#### [Problem to work on]
Quote the camera forum thread verbatim, beginning at the words "# Panasonic Lumix" and stopping after the words "nikon ,canon brand.".

#### [Source extract]
..............................
# Panasonic Lumix Fz 150 Or any other camera?



## pinga123 (Jun 8, 2012)

I have done some research on cameras available in 20k-24k range and i have got this beast.
I m getting good deal in zoomin.com for 22300 Even though flipcart is selling it at 24500 and it comes with 3 year warranty.

This is a feature rich and one of my friend already having older version on lumix .He is suggesting me to go with this.However many of my friends are suggesting to go with SLR and nikon ,canon brand.

I m mainly into micro photography and product photography.
I like the camera to be feature rich and should be able to capture best movement in my life too.

Please help me come out of the dilemma.

One of the main reason for buying this is .
Some people says if you want to learn photography better first go with bridged cameras and once you are comfortable (which may take 1 to 2 years ) go for SLR.
In below forum people are praising fz 150 over
Canon SX40 hs
sonyhx200v
nikon p510
panasonic fz150
canon sx240hs
*www.thinkdigit.com/forum/cameras-camcorders/158020-canon-sx40-hs-vs-sonyhx200v-vs-nikon-p510-vs-panasonic-fz150-vs-canon-sx240hs.html
Please suggest


----------



## sandynator (Jun 8, 2012)

Panasonic lumix are gr8 cameras but just go thru reviews first & decide for yourself.
Panasonic FZ150 review | Cameralabs

Panasonic Lumix DMC-FZ150 Review: Digital Photography Review

Canon SX 40 is equally good in image quality + 35x optical zoom @ 22300 on FK.

Also check sony HX100v @ 22.5k

Handle every camera & get a feel of it before buying . In my opinion go with  canon OR panny only which are best in P/s category & you won't regret later on.
..............................
#### [Record list]
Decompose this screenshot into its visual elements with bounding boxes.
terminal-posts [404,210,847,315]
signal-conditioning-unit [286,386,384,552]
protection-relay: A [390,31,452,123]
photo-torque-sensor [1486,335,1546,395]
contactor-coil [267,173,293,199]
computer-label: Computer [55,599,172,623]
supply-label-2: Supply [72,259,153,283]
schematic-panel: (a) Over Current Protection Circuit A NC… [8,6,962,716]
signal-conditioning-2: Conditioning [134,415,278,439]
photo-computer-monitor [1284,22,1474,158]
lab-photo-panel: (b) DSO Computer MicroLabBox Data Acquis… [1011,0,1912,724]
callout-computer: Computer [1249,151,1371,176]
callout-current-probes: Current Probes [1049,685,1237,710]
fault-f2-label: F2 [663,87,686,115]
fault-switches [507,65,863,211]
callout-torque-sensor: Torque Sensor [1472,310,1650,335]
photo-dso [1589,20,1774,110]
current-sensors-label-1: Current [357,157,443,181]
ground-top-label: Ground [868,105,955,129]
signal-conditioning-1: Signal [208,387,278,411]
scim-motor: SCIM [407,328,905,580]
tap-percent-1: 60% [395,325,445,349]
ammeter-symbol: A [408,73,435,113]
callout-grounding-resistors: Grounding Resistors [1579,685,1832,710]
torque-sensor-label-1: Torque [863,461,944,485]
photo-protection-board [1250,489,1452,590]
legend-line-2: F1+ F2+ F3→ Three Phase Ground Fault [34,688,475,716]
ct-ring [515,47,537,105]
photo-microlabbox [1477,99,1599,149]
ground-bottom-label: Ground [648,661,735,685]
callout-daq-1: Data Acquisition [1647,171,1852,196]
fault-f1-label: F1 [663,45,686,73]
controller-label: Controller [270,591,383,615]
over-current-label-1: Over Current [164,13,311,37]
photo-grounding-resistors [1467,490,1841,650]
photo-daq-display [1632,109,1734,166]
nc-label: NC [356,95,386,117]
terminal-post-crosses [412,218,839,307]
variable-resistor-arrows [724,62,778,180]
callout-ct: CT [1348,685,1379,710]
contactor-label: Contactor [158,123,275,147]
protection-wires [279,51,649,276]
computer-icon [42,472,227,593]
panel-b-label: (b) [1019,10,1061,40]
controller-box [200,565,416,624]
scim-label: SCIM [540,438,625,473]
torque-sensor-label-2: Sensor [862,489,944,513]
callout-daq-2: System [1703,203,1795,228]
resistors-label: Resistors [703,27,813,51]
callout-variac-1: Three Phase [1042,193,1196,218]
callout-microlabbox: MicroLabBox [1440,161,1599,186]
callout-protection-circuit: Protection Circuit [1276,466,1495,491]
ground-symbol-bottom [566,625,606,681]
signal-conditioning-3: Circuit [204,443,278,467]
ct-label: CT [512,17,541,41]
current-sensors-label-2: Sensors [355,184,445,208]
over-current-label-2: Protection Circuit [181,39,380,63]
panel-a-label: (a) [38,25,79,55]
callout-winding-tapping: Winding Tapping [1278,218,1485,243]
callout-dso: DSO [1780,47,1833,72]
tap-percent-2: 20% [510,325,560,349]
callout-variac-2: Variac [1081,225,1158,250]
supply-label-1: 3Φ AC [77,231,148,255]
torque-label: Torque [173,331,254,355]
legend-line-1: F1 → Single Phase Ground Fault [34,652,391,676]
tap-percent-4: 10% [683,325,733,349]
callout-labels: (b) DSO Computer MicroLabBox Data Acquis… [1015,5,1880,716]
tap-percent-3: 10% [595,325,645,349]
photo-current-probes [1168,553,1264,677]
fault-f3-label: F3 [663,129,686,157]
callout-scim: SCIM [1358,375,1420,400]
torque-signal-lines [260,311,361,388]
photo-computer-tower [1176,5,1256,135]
..............................
#### [Exercise output]
# Panasonic Lumix Fz 150 Or any other camera?



## pinga123 (Jun 8, 2012)

I have done some research on cameras available in 20k-24k range and i have got this beast.
I m getting good deal in zoomin.com for 22300 Even though flipcart is selling it at 24500 and it comes with 3 year warranty.

This is a feature rich and one of my friend already having older version on lumix .He is suggesting me to go with this.However many of my friends are suggesting to go with SLR and nikon ,canon brand.